Description of the task:
Copy the data line for line, from its first line down to the line holding "corner-header-label: Overall index", including both ends.

Stored items
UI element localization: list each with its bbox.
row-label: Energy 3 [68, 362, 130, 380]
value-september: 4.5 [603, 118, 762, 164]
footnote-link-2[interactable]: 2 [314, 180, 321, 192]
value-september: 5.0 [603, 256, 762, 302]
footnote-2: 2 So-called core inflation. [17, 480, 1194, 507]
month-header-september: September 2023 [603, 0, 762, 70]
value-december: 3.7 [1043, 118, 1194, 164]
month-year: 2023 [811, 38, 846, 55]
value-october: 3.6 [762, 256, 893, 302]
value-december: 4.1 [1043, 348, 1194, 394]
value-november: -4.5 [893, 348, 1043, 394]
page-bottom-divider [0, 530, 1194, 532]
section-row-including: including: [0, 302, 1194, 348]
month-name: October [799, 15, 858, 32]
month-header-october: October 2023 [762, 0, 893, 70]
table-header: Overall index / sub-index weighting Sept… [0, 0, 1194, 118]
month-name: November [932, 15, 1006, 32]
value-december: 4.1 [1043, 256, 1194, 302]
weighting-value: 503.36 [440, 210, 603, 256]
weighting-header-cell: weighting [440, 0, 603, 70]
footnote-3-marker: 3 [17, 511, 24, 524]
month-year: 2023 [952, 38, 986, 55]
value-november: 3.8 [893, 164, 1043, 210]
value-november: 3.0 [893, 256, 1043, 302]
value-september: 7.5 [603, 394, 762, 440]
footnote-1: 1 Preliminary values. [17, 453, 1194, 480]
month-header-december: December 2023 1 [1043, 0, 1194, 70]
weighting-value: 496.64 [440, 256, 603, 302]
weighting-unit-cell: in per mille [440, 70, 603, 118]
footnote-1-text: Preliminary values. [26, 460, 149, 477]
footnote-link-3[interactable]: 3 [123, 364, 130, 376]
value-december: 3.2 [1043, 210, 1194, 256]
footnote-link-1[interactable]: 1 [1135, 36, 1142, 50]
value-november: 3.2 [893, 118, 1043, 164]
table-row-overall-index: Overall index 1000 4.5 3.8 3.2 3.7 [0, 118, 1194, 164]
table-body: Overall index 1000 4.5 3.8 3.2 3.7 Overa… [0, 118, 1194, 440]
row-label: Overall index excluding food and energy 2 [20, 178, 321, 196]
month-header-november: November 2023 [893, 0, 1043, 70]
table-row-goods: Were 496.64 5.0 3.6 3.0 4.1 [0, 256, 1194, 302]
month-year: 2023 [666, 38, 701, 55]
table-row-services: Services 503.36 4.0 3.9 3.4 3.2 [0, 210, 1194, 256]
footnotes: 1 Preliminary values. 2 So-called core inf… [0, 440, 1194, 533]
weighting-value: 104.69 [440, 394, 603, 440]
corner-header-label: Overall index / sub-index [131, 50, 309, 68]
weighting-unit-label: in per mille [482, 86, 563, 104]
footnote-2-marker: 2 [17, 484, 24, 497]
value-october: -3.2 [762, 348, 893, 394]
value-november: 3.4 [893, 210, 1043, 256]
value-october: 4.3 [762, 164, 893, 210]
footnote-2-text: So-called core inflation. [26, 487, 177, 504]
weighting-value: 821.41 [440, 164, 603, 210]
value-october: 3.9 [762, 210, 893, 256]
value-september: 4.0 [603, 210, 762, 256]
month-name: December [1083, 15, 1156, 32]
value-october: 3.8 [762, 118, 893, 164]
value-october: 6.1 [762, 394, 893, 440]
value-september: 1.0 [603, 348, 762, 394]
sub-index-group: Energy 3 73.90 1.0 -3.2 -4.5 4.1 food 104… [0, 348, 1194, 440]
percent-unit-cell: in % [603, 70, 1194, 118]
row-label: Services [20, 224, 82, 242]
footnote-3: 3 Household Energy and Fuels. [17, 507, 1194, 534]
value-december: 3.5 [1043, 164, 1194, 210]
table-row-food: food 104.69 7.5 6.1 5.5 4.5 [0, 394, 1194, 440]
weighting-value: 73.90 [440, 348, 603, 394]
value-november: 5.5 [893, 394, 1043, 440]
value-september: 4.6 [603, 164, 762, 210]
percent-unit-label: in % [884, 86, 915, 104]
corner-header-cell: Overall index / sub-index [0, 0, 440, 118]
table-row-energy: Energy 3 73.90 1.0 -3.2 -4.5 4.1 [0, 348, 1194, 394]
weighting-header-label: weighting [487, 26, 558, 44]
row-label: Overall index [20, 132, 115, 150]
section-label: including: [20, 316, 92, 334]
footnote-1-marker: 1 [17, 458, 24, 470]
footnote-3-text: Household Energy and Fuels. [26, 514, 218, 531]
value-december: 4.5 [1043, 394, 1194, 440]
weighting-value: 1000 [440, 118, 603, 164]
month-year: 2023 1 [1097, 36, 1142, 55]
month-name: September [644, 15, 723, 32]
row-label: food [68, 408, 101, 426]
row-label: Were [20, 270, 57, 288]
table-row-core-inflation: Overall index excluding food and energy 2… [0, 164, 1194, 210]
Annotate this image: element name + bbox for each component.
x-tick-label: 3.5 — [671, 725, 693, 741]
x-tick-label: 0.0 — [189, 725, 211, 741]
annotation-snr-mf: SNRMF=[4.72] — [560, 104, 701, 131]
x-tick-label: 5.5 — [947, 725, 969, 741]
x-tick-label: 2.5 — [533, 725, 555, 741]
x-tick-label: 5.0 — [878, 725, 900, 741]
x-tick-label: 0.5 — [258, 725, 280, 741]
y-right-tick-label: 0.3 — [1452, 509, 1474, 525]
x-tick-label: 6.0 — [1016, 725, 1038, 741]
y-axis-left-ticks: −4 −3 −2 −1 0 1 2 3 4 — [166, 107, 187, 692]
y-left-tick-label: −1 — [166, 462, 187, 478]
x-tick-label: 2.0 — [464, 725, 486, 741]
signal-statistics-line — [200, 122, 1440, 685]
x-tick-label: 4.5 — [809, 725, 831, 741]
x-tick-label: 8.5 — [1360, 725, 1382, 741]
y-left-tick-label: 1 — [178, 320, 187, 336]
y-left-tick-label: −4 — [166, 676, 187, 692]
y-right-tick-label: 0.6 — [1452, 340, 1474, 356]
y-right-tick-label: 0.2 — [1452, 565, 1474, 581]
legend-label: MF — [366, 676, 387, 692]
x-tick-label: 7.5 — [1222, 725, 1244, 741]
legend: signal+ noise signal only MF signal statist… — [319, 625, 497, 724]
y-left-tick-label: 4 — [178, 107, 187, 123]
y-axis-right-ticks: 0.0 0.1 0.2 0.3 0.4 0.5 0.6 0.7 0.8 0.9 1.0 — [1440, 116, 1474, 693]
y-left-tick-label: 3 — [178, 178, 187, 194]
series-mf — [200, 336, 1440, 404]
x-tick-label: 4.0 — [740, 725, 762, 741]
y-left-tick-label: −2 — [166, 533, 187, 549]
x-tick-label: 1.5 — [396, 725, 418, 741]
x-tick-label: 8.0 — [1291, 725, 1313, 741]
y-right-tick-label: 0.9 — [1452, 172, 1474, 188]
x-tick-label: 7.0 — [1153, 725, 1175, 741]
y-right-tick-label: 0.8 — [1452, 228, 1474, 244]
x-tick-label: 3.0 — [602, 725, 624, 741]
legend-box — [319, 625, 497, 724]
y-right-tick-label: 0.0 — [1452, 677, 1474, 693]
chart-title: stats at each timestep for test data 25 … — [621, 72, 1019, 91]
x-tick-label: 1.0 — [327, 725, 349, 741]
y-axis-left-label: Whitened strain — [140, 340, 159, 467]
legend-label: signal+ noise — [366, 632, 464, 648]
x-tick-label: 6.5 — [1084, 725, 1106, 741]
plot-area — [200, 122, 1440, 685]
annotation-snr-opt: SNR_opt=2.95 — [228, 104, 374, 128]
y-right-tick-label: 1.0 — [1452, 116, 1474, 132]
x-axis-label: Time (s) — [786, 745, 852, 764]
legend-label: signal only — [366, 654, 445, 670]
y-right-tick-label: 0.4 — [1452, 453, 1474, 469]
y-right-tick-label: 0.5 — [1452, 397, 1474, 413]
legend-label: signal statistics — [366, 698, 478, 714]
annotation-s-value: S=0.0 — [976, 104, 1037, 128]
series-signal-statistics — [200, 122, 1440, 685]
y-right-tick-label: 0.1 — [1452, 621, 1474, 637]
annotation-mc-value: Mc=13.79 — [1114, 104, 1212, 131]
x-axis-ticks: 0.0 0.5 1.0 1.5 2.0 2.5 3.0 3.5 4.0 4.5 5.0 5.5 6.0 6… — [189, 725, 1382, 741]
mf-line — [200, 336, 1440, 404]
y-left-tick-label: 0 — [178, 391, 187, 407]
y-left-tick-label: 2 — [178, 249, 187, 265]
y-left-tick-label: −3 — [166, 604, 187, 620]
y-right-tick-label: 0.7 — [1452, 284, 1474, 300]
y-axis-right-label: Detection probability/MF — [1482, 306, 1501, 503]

Answer below:
UI element localization: list each with its bbox.
row-label: Energy 3 [68, 362, 130, 380]
value-september: 4.5 [603, 118, 762, 164]
footnote-link-2[interactable]: 2 [314, 180, 321, 192]
value-september: 5.0 [603, 256, 762, 302]
footnote-2: 2 So-called core inflation. [17, 480, 1194, 507]
month-header-september: September 2023 [603, 0, 762, 70]
value-december: 3.7 [1043, 118, 1194, 164]
month-year: 2023 [811, 38, 846, 55]
value-october: 3.6 [762, 256, 893, 302]
value-december: 4.1 [1043, 348, 1194, 394]
value-november: -4.5 [893, 348, 1043, 394]
page-bottom-divider [0, 530, 1194, 532]
section-row-including: including: [0, 302, 1194, 348]
month-name: October [799, 15, 858, 32]
month-header-october: October 2023 [762, 0, 893, 70]
table-header: Overall index / sub-index weighting Sept… [0, 0, 1194, 118]
month-name: November [932, 15, 1006, 32]
value-december: 4.1 [1043, 256, 1194, 302]
weighting-value: 503.36 [440, 210, 603, 256]
weighting-header-cell: weighting [440, 0, 603, 70]
footnote-3-marker: 3 [17, 511, 24, 524]
month-year: 2023 [952, 38, 986, 55]
value-november: 3.8 [893, 164, 1043, 210]
value-november: 3.0 [893, 256, 1043, 302]
value-september: 7.5 [603, 394, 762, 440]
footnote-1: 1 Preliminary values. [17, 453, 1194, 480]
month-header-december: December 2023 1 [1043, 0, 1194, 70]
weighting-value: 496.64 [440, 256, 603, 302]
weighting-unit-cell: in per mille [440, 70, 603, 118]
footnote-1-text: Preliminary values. [26, 460, 149, 477]
footnote-link-3[interactable]: 3 [123, 364, 130, 376]
value-december: 3.2 [1043, 210, 1194, 256]
footnote-link-1[interactable]: 1 [1135, 36, 1142, 50]
value-november: 3.2 [893, 118, 1043, 164]
table-row-overall-index: Overall index 1000 4.5 3.8 3.2 3.7 [0, 118, 1194, 164]
table-body: Overall index 1000 4.5 3.8 3.2 3.7 Overa… [0, 118, 1194, 440]
row-label: Overall index excluding food and energy 2 [20, 178, 321, 196]
month-header-november: November 2023 [893, 0, 1043, 70]
table-row-goods: Were 496.64 5.0 3.6 3.0 4.1 [0, 256, 1194, 302]
month-year: 2023 [666, 38, 701, 55]
table-row-services: Services 503.36 4.0 3.9 3.4 3.2 [0, 210, 1194, 256]
footnotes: 1 Preliminary values. 2 So-called core inf… [0, 440, 1194, 533]
weighting-value: 104.69 [440, 394, 603, 440]
corner-header-label: Overall index / sub-index [131, 50, 309, 68]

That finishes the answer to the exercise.